##### MATERIAL TO PROCESS
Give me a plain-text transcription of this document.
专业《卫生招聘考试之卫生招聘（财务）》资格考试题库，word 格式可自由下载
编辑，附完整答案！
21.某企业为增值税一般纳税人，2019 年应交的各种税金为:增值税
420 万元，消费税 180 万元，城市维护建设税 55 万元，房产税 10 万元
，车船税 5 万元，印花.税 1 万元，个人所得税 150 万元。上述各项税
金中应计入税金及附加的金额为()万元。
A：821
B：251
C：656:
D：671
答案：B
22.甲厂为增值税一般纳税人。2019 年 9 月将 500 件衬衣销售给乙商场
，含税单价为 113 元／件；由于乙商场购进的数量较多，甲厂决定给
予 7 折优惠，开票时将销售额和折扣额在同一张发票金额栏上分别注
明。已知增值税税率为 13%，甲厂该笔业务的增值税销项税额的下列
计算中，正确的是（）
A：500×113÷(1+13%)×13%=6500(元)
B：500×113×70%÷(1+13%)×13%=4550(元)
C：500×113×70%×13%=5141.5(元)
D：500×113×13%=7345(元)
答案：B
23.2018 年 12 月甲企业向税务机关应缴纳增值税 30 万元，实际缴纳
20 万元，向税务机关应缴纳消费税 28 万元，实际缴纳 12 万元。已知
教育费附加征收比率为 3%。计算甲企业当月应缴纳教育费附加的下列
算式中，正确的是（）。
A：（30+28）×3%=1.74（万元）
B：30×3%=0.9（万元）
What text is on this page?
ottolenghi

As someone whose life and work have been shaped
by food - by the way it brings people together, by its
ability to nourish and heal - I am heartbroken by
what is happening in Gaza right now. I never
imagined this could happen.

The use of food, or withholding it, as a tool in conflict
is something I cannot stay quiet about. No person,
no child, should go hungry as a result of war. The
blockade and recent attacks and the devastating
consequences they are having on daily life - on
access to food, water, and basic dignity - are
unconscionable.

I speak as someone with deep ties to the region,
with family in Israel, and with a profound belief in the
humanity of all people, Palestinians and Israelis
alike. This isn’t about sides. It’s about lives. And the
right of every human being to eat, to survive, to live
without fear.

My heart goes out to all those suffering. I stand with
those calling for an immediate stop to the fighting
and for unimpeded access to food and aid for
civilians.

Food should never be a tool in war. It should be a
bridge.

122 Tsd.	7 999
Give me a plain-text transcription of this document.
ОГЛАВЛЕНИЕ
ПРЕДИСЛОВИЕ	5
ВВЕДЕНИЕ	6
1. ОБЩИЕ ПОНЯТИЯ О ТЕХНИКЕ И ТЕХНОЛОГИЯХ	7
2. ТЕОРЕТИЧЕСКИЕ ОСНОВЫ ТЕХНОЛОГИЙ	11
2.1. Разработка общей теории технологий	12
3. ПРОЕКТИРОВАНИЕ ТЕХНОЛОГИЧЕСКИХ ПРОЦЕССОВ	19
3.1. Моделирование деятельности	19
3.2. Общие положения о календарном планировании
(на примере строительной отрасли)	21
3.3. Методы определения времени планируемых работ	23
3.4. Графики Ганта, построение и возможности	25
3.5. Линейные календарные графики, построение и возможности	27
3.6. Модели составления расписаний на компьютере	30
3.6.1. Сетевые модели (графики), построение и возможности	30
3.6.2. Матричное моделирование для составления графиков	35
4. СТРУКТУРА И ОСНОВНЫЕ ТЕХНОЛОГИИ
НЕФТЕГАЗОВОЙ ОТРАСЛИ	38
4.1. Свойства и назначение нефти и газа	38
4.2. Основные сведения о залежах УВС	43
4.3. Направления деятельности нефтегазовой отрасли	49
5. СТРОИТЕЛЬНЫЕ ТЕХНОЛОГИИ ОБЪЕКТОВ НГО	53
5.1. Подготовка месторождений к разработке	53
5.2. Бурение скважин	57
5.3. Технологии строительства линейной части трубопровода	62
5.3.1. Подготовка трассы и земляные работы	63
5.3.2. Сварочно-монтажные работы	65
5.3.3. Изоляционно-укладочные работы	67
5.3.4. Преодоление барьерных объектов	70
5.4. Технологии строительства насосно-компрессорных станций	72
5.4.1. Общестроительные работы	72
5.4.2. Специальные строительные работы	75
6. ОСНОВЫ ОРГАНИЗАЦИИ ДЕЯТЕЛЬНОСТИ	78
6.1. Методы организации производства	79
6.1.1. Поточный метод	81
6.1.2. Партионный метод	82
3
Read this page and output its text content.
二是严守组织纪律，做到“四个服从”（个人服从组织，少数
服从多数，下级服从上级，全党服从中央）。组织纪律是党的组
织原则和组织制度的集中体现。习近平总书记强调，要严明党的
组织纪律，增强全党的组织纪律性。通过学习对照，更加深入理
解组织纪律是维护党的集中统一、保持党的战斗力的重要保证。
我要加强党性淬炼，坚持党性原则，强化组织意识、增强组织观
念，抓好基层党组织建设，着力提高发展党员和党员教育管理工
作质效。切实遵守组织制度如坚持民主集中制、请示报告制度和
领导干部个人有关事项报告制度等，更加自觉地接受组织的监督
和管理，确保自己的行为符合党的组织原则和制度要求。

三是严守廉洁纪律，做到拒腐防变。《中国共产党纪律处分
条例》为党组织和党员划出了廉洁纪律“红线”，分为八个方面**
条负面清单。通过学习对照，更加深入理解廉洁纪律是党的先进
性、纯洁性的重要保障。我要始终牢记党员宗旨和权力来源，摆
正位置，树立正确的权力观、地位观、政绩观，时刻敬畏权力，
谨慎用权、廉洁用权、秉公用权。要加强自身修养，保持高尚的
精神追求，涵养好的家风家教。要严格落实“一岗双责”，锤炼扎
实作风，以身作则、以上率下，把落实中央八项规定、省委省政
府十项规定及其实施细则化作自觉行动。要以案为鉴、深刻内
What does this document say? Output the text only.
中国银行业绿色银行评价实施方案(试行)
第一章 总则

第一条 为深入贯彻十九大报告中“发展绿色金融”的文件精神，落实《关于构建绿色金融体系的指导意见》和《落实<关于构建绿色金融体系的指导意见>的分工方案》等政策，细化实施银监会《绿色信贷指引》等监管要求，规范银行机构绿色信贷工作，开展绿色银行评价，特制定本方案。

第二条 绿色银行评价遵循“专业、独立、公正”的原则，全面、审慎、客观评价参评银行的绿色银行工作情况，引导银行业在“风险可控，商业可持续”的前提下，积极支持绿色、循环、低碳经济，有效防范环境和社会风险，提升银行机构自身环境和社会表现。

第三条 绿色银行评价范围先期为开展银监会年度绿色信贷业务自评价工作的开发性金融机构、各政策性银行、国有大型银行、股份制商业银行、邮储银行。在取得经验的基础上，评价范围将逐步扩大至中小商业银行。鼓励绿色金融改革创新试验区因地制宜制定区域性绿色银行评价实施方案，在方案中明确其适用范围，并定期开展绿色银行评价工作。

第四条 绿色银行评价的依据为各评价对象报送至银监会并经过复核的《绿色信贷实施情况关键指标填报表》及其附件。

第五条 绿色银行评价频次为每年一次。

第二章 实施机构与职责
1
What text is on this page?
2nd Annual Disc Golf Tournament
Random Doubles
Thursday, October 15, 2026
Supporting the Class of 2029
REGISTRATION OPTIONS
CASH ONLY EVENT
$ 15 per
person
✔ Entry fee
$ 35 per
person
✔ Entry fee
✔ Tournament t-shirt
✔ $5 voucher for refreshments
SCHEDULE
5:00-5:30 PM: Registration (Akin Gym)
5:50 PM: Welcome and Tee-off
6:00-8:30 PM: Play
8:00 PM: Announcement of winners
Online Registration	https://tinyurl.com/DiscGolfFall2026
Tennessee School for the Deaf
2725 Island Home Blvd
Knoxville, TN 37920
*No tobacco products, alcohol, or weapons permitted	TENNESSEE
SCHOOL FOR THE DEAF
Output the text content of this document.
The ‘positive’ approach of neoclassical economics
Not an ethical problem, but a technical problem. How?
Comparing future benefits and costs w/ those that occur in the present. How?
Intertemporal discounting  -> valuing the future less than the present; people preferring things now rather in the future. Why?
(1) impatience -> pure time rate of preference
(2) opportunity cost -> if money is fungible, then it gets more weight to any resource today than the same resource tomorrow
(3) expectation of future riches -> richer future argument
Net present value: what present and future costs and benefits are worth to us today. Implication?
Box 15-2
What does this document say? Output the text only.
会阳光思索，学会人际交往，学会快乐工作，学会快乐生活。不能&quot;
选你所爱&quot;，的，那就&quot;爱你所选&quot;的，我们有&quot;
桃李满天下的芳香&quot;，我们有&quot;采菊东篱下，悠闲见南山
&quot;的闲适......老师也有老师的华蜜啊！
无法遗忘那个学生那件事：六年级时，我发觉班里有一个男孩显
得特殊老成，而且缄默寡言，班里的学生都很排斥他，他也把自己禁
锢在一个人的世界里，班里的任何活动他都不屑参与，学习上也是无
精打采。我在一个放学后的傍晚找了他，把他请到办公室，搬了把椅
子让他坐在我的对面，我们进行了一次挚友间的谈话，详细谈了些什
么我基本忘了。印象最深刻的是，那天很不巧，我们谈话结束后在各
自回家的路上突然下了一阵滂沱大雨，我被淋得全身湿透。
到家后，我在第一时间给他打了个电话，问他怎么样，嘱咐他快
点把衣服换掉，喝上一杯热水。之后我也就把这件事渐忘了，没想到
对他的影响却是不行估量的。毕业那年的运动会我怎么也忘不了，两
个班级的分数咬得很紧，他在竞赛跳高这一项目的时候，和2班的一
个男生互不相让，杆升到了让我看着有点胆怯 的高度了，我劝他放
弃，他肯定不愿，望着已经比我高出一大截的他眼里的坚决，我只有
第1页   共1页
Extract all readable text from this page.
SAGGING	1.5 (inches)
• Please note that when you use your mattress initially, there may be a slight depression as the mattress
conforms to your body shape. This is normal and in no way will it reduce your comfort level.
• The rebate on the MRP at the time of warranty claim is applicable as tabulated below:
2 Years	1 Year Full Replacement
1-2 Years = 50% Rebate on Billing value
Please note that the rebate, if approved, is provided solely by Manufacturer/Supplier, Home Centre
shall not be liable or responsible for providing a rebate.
##########
Only a number is wanted: how many lines contain "time"?

2